◆ THE REQUEST
Return, word for word, the stretch of the records from their first line through the line containing "left-leader-lines bbox=[10, 564, 239, 709]".

◆ RECORDS PROVIDED
## begin

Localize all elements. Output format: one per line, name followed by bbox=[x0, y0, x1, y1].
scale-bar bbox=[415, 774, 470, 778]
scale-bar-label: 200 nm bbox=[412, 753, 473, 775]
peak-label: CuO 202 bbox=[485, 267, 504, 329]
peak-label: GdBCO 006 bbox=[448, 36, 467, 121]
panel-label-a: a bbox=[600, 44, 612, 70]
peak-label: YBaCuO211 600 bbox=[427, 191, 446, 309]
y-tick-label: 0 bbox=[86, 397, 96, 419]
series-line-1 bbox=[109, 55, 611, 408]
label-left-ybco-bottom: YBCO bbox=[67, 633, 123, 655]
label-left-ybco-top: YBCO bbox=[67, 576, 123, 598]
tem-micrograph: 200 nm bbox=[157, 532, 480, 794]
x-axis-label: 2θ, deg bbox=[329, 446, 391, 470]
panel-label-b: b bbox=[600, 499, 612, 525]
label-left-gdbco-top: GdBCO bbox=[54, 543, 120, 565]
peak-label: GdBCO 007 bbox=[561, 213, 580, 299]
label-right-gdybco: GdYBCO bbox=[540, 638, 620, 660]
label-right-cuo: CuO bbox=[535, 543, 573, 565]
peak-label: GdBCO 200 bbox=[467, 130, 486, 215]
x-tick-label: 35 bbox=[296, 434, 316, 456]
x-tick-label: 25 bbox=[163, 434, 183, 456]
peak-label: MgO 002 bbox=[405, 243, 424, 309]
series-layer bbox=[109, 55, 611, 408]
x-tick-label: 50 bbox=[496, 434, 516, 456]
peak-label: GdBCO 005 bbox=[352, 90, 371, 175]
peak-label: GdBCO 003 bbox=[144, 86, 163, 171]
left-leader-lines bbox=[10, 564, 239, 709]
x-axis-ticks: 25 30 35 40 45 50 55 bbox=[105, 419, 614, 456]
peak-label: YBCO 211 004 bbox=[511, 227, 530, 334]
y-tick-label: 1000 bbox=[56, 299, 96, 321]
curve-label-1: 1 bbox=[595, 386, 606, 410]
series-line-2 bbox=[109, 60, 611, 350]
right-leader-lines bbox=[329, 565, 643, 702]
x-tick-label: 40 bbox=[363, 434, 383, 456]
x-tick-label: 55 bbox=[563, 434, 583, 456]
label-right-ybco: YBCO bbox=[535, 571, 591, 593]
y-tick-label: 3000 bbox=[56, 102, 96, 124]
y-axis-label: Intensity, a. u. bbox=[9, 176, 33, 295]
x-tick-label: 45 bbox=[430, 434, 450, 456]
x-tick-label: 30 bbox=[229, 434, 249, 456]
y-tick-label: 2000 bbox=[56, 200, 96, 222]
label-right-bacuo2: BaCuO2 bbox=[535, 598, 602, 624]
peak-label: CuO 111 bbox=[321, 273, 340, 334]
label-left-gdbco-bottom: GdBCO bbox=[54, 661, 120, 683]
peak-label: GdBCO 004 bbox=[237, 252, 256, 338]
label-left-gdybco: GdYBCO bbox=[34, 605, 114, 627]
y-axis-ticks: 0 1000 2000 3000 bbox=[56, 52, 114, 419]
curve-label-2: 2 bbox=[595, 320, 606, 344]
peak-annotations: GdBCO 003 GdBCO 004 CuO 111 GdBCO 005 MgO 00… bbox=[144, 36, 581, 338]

## end

◆ ANSWER TO THIS TASK
Localize all elements. Output format: one per line, name followed by bbox=[x0, y0, x1, y1].
scale-bar bbox=[415, 774, 470, 778]
scale-bar-label: 200 nm bbox=[412, 753, 473, 775]
peak-label: CuO 202 bbox=[485, 267, 504, 329]
peak-label: GdBCO 006 bbox=[448, 36, 467, 121]
panel-label-a: a bbox=[600, 44, 612, 70]
peak-label: YBaCuO211 600 bbox=[427, 191, 446, 309]
y-tick-label: 0 bbox=[86, 397, 96, 419]
series-line-1 bbox=[109, 55, 611, 408]
label-left-ybco-bottom: YBCO bbox=[67, 633, 123, 655]
label-left-ybco-top: YBCO bbox=[67, 576, 123, 598]
tem-micrograph: 200 nm bbox=[157, 532, 480, 794]
x-axis-label: 2θ, deg bbox=[329, 446, 391, 470]
panel-label-b: b bbox=[600, 499, 612, 525]
label-left-gdbco-top: GdBCO bbox=[54, 543, 120, 565]
peak-label: GdBCO 007 bbox=[561, 213, 580, 299]
label-right-gdybco: GdYBCO bbox=[540, 638, 620, 660]
label-right-cuo: CuO bbox=[535, 543, 573, 565]
peak-label: GdBCO 200 bbox=[467, 130, 486, 215]
x-tick-label: 35 bbox=[296, 434, 316, 456]
x-tick-label: 25 bbox=[163, 434, 183, 456]
peak-label: MgO 002 bbox=[405, 243, 424, 309]
series-layer bbox=[109, 55, 611, 408]
x-tick-label: 50 bbox=[496, 434, 516, 456]
peak-label: GdBCO 005 bbox=[352, 90, 371, 175]
peak-label: GdBCO 003 bbox=[144, 86, 163, 171]
left-leader-lines bbox=[10, 564, 239, 709]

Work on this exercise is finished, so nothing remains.